● **PASSAGE PROVIDED**:

Beautician, Roller Derby Queen, Olympic Medalist: A Tribute to Earlene Brown

Earlene Brown 1956 Olympics
Earlene Brown at the 1956 Melbourne Olympics, photo from Australian archives

When they make a movie about Earlene Brown, and surely someone must, the opening scene would be in a bowling alley, July 1964. Two immense women, one dark-skinned and the other pale-skinned, stand at the head of a lane, each gesturing at the ball and the pins. Both are laughing helplessly with wide, gap-toothed smiles; neither speaks the other’s language. Another older woman, small but wiry, comes up, speaking rapid Russian to her compatriot. She turns frequently to the other, asking in thick, broken English, “Here? Fingers in here?”

They all hold bowling balls as if they were oranges, tossing them abstractedly from palm to palm, seemingly weightless. The black woman explains and points. “Yeauh, yo thumb and these two heeah…” Her accent is a little Texas, a little southern Californian. She winds back and whizzes the ball down the lane; it slices through the ten pins, sweeping them up like dust off a broom.

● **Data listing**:
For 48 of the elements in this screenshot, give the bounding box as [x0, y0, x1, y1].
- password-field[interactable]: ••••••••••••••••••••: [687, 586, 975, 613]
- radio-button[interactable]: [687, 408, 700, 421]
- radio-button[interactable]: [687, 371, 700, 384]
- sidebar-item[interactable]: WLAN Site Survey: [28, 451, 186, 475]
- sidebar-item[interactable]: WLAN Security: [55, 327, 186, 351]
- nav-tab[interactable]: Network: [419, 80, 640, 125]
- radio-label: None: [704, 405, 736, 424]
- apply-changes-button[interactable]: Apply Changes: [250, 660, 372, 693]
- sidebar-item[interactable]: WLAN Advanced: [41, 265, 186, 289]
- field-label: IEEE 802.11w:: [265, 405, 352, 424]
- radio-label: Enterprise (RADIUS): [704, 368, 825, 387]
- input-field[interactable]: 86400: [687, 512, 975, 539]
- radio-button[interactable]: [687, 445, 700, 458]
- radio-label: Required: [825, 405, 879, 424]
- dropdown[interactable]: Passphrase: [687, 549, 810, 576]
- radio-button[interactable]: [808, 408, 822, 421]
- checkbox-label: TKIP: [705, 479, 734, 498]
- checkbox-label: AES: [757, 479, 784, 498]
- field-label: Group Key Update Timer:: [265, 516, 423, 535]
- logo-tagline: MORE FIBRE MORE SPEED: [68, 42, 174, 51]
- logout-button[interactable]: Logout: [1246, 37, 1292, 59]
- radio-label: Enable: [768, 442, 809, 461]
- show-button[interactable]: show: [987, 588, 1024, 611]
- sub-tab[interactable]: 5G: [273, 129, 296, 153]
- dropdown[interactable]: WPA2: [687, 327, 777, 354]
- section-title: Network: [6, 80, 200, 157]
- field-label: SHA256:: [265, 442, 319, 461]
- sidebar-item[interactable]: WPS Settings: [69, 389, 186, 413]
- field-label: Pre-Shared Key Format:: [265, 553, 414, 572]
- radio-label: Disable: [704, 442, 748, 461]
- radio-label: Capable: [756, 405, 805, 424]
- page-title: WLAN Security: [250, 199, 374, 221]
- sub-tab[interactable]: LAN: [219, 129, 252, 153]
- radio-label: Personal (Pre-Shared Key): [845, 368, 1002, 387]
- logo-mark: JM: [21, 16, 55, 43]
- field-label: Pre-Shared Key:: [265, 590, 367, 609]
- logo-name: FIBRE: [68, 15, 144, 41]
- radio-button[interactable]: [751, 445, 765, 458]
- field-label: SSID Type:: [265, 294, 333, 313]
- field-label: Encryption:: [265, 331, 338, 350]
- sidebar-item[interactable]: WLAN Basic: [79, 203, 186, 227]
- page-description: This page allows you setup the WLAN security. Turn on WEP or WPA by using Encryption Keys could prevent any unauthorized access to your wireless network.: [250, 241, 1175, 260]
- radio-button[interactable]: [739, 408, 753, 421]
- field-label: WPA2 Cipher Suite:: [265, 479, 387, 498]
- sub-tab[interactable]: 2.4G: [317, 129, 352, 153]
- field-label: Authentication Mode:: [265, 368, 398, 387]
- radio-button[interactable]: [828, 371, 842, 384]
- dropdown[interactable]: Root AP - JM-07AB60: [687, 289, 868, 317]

● **TO-DO LIST**:
1/ Print the tribute to Earlene Brown in full, reproducing it verbatim.
2/ Output the rows verbatim from the first row through the line containing "- radio-button[interactable]: [687, 371, 700, 384]", including both ends.
The tribute to Earlene Brown and the rows come from unrelated sources.

● **EXERCISE SOLUTIONS**:
1/
Beautician, Roller Derby Queen, Olympic Medalist: A Tribute to Earlene Brown

Earlene Brown 1956 Olympics
Earlene Brown at the 1956 Melbourne Olympics, photo from Australian archives

When they make a movie about Earlene Brown, and surely someone must, the opening scene would be in a bowling alley, July 1964. Two immense women, one dark-skinned and the other pale-skinned, stand at the head of a lane, each gesturing at the ball and the pins. Both are laughing helplessly with wide, gap-toothed smiles; neither speaks the other’s language. Another older woman, small but wiry, comes up, speaking rapid Russian to her compatriot. She turns frequently to the other, asking in thick, broken English, “Here? Fingers in here?”

They all hold bowling balls as if they were oranges, tossing them abstractedly from palm to palm, seemingly weightless. The black woman explains and points. “Yeauh, yo thumb and these two heeah…” Her accent is a little Texas, a little southern Californian. She winds back and whizzes the ball down the lane; it slices through the ten pins, sweeping them up like dust off a broom.

2/
For 48 of the elements in this screenshot, give the bounding box as [x0, y0, x1, y1].
- password-field[interactable]: ••••••••••••••••••••: [687, 586, 975, 613]
- radio-button[interactable]: [687, 408, 700, 421]
- radio-button[interactable]: [687, 371, 700, 384]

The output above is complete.